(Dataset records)
──────
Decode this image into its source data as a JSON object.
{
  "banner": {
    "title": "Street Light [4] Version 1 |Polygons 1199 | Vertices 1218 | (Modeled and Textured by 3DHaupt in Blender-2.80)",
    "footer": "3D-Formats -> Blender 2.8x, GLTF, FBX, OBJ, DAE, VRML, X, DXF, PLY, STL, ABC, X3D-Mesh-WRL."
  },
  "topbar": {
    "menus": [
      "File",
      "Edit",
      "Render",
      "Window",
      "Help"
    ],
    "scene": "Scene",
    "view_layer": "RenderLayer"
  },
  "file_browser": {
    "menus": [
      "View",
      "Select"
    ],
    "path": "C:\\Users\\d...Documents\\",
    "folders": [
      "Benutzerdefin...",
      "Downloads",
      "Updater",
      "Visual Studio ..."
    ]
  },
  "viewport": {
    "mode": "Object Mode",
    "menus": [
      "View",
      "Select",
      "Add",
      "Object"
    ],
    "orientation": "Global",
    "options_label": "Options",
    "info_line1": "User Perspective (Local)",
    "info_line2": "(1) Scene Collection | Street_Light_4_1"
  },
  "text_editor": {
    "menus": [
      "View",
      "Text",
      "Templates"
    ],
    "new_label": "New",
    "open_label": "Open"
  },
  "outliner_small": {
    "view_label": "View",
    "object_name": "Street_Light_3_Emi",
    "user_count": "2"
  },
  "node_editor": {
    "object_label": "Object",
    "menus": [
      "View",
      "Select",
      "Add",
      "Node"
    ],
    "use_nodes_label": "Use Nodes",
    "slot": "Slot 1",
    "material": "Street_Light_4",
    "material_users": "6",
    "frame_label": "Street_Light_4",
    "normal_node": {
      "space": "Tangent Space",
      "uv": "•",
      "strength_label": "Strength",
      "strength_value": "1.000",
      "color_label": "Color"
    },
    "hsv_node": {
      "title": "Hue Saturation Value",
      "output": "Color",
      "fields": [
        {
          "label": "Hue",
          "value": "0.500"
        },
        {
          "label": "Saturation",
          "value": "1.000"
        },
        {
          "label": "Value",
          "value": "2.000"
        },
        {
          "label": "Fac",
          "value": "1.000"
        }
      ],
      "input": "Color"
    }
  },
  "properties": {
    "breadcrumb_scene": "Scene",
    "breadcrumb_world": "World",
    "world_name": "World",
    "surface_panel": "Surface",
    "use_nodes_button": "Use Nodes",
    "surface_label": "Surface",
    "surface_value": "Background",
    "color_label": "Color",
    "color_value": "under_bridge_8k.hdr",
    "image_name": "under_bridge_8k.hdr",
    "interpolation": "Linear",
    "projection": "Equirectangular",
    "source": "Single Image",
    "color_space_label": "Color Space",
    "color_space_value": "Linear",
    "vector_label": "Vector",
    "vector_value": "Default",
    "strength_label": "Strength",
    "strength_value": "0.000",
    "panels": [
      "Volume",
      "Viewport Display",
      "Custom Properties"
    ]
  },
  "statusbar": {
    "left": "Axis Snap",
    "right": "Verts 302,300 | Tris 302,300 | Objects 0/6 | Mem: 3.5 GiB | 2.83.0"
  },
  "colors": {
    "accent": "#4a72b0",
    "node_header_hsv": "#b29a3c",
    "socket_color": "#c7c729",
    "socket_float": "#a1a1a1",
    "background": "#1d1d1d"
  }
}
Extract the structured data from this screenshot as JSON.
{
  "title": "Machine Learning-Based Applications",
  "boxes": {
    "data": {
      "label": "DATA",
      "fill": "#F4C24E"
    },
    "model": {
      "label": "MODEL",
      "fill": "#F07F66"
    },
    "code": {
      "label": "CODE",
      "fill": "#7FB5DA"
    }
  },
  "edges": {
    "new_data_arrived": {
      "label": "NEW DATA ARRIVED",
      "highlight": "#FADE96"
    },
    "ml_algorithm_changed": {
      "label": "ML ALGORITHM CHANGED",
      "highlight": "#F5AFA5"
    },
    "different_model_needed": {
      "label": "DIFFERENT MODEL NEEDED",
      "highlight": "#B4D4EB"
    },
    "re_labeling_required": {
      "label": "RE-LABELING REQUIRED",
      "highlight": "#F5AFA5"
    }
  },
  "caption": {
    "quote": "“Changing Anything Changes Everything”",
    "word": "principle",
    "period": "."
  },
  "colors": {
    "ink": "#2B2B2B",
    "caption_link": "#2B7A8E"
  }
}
──────
[What this task involves] Repeat the lines above exactly.

[Task solution]
Decode this image into its source data as a JSON object.
{
  "banner": {
    "title": "Street Light [4] Version 1 |Polygons 1199 | Vertices 1218 | (Modeled and Textured by 3DHaupt in Blender-2.80)",
    "footer": "3D-Formats -> Blender 2.8x, GLTF, FBX, OBJ, DAE, VRML, X, DXF, PLY, STL, ABC, X3D-Mesh-WRL."
  },
  "topbar": {
    "menus": [
      "File",
      "Edit",
      "Render",
      "Window",
      "Help"
    ],
    "scene": "Scene",
    "view_layer": "RenderLayer"
  },
  "file_browser": {
    "menus": [
      "View",
      "Select"
    ],
    "path": "C:\\Users\\d...Documents\\",
    "folders": [
      "Benutzerdefin...",
      "Downloads",
      "Updater",
      "Visual Studio ..."
    ]
  },
  "viewport": {
    "mode": "Object Mode",
    "menus": [
      "View",
      "Select",
      "Add",
      "Object"
    ],
    "orientation": "Global",
    "options_label": "Options",
    "info_line1": "User Perspective (Local)",
    "info_line2": "(1) Scene Collection | Street_Light_4_1"
  },
  "text_editor": {
    "menus": [
      "View",
      "Text",
      "Templates"
    ],
    "new_label": "New",
    "open_label": "Open"
  },
  "outliner_small": {
    "view_label": "View",
    "object_name": "Street_Light_3_Emi",
    "user_count": "2"
  },
  "node_editor": {
    "object_label": "Object",
    "menus": [
      "View",
      "Select",
      "Add",
      "Node"
    ],
    "use_nodes_label": "Use Nodes",
    "slot": "Slot 1",
    "material": "Street_Light_4",
    "material_users": "6",
    "frame_label": "Street_Light_4",
    "normal_node": {
      "space": "Tangent Space",
      "uv": "•",
      "strength_label": "Strength",
      "strength_value": "1.000",
      "color_label": "Color"
    },
    "hsv_node": {
      "title": "Hue Saturation Value",
      "output": "Color",
      "fields": [
        {
          "label": "Hue",
          "value": "0.500"
        },
        {
          "label": "Saturation",
          "value": "1.000"
        },
        {
          "label": "Value",
          "value": "2.000"
        },
        {
          "label": "Fac",
          "value": "1.000"
        }
      ],
      "input": "Color"
    }
  },
  "properties": {
    "breadcrumb_scene": "Scene",
    "breadcrumb_world": "World",
    "world_name": "World",
    "surface_panel": "Surface",
    "use_nodes_button": "Use Nodes",
    "surface_label": "Surface",
    "surface_value": "Background",
    "color_label": "Color",
    "color_value": "under_bridge_8k.hdr",
    "image_name": "under_bridge_8k.hdr",
    "interpolation": "Linear",
    "projection": "Equirectangular",
    "source": "Single Image",
    "color_space_label": "Color Space",
    "color_space_value": "Linear",
    "vector_label": "Vector",
    "vector_value": "Default",
    "strength_label": "Strength",
    "strength_value": "0.000",
    "panels": [
      "Volume",
      "Viewport Display",
      "Custom Properties"
    ]
  },
  "statusbar": {
    "left": "Axis Snap",
    "right": "Verts 302,300 | Tris 302,300 | Objects 0/6 | Mem: 3.5 GiB | 2.83.0"
  },
  "colors": {
    "accent": "#4a72b0",
    "node_header_hsv": "#b29a3c",
    "socket_color": "#c7c729",
    "socket_float": "#a1a1a1",
    "background": "#1d1d1d"
  }
}
Extract the structured data from this screenshot as JSON.
{
  "title": "Machine Learning-Based Applications",
  "boxes": {
    "data": {
      "label": "DATA",
      "fill": "#F4C24E"
    },
    "model": {
      "label": "MODEL",
      "fill": "#F07F66"
    },
    "code": {
      "label": "CODE",
      "fill": "#7FB5DA"
    }
  },
  "edges": {
    "new_data_arrived": {
      "label": "NEW DATA ARRIVED",
      "highlight": "#FADE96"
    },
    "ml_algorithm_changed": {
      "label": "ML ALGORITHM CHANGED",
      "highlight": "#F5AFA5"
    },
    "different_model_needed": {
      "label": "DIFFERENT MODEL NEEDED",
      "highlight": "#B4D4EB"
    },
    "re_labeling_required": {
      "label": "RE-LABELING REQUIRED",
      "highlight": "#F5AFA5"
    }
  },
  "caption": {
    "quote": "“Changing Anything Changes Everything”",
    "word": "principle",
    "period": "."
  },
  "colors": {
    "ink": "#2B2B2B",
    "caption_link": "#2B7A8E"
  }
}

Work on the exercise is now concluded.